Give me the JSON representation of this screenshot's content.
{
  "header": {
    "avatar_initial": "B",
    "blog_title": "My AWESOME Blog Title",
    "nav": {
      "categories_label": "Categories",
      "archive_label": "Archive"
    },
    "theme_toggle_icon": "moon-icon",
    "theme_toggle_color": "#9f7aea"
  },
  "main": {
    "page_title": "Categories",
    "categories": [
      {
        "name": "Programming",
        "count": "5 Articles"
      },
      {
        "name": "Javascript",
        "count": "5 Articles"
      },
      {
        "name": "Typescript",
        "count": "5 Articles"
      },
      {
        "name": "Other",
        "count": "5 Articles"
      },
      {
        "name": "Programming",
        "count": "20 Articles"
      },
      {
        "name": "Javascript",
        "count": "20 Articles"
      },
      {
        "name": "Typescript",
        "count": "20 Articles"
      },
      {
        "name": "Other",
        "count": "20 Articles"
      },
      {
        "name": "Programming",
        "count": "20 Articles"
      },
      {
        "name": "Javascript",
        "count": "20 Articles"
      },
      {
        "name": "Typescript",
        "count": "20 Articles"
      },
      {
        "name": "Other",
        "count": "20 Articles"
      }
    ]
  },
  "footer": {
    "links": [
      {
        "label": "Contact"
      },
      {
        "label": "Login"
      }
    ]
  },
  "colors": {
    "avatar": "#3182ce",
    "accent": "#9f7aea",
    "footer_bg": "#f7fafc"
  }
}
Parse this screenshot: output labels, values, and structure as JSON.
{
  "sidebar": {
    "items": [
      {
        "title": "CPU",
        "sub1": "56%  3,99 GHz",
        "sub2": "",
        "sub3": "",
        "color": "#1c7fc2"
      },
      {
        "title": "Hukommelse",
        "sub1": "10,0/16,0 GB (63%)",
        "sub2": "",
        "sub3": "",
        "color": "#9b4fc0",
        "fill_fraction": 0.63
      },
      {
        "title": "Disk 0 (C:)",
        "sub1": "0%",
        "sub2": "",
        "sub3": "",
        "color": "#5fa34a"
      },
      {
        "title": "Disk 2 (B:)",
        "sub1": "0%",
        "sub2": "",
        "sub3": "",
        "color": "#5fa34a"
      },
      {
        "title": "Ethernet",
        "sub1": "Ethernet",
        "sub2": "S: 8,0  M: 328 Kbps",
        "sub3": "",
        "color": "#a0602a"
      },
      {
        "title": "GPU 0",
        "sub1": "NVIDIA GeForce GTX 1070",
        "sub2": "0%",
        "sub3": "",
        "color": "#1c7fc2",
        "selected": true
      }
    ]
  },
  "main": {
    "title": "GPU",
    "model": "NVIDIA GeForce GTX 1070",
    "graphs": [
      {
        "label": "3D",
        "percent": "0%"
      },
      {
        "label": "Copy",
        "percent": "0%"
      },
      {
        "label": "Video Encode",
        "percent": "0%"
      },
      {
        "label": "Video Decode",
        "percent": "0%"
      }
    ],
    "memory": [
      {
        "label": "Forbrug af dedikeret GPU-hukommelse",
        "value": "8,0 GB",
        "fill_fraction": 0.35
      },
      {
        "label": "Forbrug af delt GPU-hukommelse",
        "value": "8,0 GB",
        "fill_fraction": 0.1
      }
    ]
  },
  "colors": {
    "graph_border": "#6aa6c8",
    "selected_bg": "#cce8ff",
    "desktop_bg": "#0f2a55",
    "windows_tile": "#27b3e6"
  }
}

# INSTRUCTIONS TO FOLLOW
Return all of the data word for word.

# COMPLETED EXERCISE
Give me the JSON representation of this screenshot's content.
{
  "header": {
    "avatar_initial": "B",
    "blog_title": "My AWESOME Blog Title",
    "nav": {
      "categories_label": "Categories",
      "archive_label": "Archive"
    },
    "theme_toggle_icon": "moon-icon",
    "theme_toggle_color": "#9f7aea"
  },
  "main": {
    "page_title": "Categories",
    "categories": [
      {
        "name": "Programming",
        "count": "5 Articles"
      },
      {
        "name": "Javascript",
        "count": "5 Articles"
      },
      {
        "name": "Typescript",
        "count": "5 Articles"
      },
      {
        "name": "Other",
        "count": "5 Articles"
      },
      {
        "name": "Programming",
        "count": "20 Articles"
      },
      {
        "name": "Javascript",
        "count": "20 Articles"
      },
      {
        "name": "Typescript",
        "count": "20 Articles"
      },
      {
        "name": "Other",
        "count": "20 Articles"
      },
      {
        "name": "Programming",
        "count": "20 Articles"
      },
      {
        "name": "Javascript",
        "count": "20 Articles"
      },
      {
        "name": "Typescript",
        "count": "20 Articles"
      },
      {
        "name": "Other",
        "count": "20 Articles"
      }
    ]
  },
  "footer": {
    "links": [
      {
        "label": "Contact"
      },
      {
        "label": "Login"
      }
    ]
  },
  "colors": {
    "avatar": "#3182ce",
    "accent": "#9f7aea",
    "footer_bg": "#f7fafc"
  }
}
Parse this screenshot: output labels, values, and structure as JSON.
{
  "sidebar": {
    "items": [
      {
        "title": "CPU",
        "sub1": "56%  3,99 GHz",
        "sub2": "",
        "sub3": "",
        "color": "#1c7fc2"
      },
      {
        "title": "Hukommelse",
        "sub1": "10,0/16,0 GB (63%)",
        "sub2": "",
        "sub3": "",
        "color": "#9b4fc0",
        "fill_fraction": 0.63
      },
      {
        "title": "Disk 0 (C:)",
        "sub1": "0%",
        "sub2": "",
        "sub3": "",
        "color": "#5fa34a"
      },
      {
        "title": "Disk 2 (B:)",
        "sub1": "0%",
        "sub2": "",
        "sub3": "",
        "color": "#5fa34a"
      },
      {
        "title": "Ethernet",
        "sub1": "Ethernet",
        "sub2": "S: 8,0  M: 328 Kbps",
        "sub3": "",
        "color": "#a0602a"
      },
      {
        "title": "GPU 0",
        "sub1": "NVIDIA GeForce GTX 1070",
        "sub2": "0%",
        "sub3": "",
        "color": "#1c7fc2",
        "selected": true
      }
    ]
  },
  "main": {
    "title": "GPU",
    "model": "NVIDIA GeForce GTX 1070",
    "graphs": [
      {
        "label": "3D",
        "percent": "0%"
      },
      {
        "label": "Copy",
        "percent": "0%"
      },
      {
        "label": "Video Encode",
        "percent": "0%"
      },
      {
        "label": "Video Decode",
        "percent": "0%"
      }
    ],
    "memory": [
      {
        "label": "Forbrug af dedikeret GPU-hukommelse",
        "value": "8,0 GB",
        "fill_fraction": 0.35
      },
      {
        "label": "Forbrug af delt GPU-hukommelse",
        "value": "8,0 GB",
        "fill_fraction": 0.1
      }
    ]
  },
  "colors": {
    "graph_border": "#6aa6c8",
    "selected_bg": "#cce8ff",
    "desktop_bg": "#0f2a55",
    "windows_tile": "#27b3e6"
  }
}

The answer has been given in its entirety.